======== PROVIDED RECORDS

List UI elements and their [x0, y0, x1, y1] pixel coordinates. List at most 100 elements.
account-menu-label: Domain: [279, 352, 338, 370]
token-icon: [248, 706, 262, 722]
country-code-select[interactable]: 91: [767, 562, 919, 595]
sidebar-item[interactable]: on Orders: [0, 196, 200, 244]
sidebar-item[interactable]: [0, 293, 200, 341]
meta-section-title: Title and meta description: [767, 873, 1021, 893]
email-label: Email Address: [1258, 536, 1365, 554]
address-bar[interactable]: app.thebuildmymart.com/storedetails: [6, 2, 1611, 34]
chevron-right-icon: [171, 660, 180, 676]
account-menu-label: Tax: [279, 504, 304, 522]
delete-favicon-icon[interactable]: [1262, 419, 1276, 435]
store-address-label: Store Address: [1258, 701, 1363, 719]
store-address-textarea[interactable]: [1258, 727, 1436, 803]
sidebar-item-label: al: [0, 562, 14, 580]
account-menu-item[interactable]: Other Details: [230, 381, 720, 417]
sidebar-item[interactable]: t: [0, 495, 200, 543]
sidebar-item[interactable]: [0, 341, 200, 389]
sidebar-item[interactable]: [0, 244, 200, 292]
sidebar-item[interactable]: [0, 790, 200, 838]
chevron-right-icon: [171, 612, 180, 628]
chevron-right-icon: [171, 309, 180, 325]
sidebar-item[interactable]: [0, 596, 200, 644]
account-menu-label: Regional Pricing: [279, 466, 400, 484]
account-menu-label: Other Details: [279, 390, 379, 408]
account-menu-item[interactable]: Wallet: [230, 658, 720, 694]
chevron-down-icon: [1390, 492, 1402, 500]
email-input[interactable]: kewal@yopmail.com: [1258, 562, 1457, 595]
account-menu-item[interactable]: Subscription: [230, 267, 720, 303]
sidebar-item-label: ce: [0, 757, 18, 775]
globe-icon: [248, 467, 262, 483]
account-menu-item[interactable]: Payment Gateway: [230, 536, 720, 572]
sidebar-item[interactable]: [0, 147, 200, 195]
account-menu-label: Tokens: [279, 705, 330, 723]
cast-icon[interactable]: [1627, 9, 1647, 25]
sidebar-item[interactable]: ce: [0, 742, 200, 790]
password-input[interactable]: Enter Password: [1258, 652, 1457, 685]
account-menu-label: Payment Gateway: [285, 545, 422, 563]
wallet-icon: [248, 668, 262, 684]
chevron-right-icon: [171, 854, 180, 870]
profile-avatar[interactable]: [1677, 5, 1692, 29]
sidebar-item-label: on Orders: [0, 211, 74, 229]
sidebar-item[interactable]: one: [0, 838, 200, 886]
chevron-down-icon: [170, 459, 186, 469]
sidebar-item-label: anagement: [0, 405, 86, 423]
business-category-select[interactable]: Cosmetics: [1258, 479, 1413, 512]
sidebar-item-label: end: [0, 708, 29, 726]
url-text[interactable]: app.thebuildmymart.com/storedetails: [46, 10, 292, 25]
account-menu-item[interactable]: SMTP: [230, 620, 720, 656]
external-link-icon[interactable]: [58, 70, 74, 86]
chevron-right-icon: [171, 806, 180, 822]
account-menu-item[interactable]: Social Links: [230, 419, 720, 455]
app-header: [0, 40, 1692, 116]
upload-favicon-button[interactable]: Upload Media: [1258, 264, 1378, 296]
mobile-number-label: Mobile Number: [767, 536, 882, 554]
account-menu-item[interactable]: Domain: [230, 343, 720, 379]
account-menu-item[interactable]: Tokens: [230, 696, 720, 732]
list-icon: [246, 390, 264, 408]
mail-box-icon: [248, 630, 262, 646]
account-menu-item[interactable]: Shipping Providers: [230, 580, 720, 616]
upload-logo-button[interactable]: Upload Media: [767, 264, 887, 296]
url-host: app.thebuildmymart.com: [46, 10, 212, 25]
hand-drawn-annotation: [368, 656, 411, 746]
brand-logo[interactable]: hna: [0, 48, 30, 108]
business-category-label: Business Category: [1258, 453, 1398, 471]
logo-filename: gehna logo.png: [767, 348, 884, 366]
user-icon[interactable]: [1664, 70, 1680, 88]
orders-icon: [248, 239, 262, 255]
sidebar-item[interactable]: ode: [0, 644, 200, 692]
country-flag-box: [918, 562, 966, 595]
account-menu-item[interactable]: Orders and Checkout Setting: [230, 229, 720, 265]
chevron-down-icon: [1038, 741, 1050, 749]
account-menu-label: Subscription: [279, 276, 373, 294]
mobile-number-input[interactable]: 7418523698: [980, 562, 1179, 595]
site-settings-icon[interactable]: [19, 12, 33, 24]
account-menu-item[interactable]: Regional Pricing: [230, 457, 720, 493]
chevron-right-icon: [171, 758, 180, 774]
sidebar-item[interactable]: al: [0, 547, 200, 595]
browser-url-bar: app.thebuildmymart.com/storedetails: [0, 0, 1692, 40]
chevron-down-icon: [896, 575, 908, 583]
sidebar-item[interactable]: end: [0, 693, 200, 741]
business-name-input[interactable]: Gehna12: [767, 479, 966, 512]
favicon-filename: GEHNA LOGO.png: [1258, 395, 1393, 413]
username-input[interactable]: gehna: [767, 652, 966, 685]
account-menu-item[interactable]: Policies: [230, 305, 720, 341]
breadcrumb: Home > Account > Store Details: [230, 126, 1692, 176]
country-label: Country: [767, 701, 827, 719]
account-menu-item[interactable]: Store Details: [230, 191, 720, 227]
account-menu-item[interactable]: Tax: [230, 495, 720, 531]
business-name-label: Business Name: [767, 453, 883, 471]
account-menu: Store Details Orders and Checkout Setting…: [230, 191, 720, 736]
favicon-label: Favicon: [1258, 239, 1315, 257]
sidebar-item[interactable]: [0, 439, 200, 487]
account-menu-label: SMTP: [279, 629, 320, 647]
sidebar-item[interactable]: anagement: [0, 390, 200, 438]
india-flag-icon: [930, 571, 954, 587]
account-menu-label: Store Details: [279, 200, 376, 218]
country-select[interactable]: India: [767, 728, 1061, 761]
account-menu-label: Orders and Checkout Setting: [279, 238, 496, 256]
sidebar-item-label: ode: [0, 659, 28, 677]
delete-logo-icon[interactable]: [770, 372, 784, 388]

================

* _PROBLEM REQUIREMENTS_
Copy the rows from the beginning through the line containing "chevron-right-icon: [171, 660, 180, 676]", including that line, with no changes.

* _FINISHED ANSWER_
List UI elements and their [x0, y0, x1, y1] pixel coordinates. List at most 100 elements.
account-menu-label: Domain: [279, 352, 338, 370]
token-icon: [248, 706, 262, 722]
country-code-select[interactable]: 91: [767, 562, 919, 595]
sidebar-item[interactable]: on Orders: [0, 196, 200, 244]
sidebar-item[interactable]: [0, 293, 200, 341]
meta-section-title: Title and meta description: [767, 873, 1021, 893]
email-label: Email Address: [1258, 536, 1365, 554]
address-bar[interactable]: app.thebuildmymart.com/storedetails: [6, 2, 1611, 34]
chevron-right-icon: [171, 660, 180, 676]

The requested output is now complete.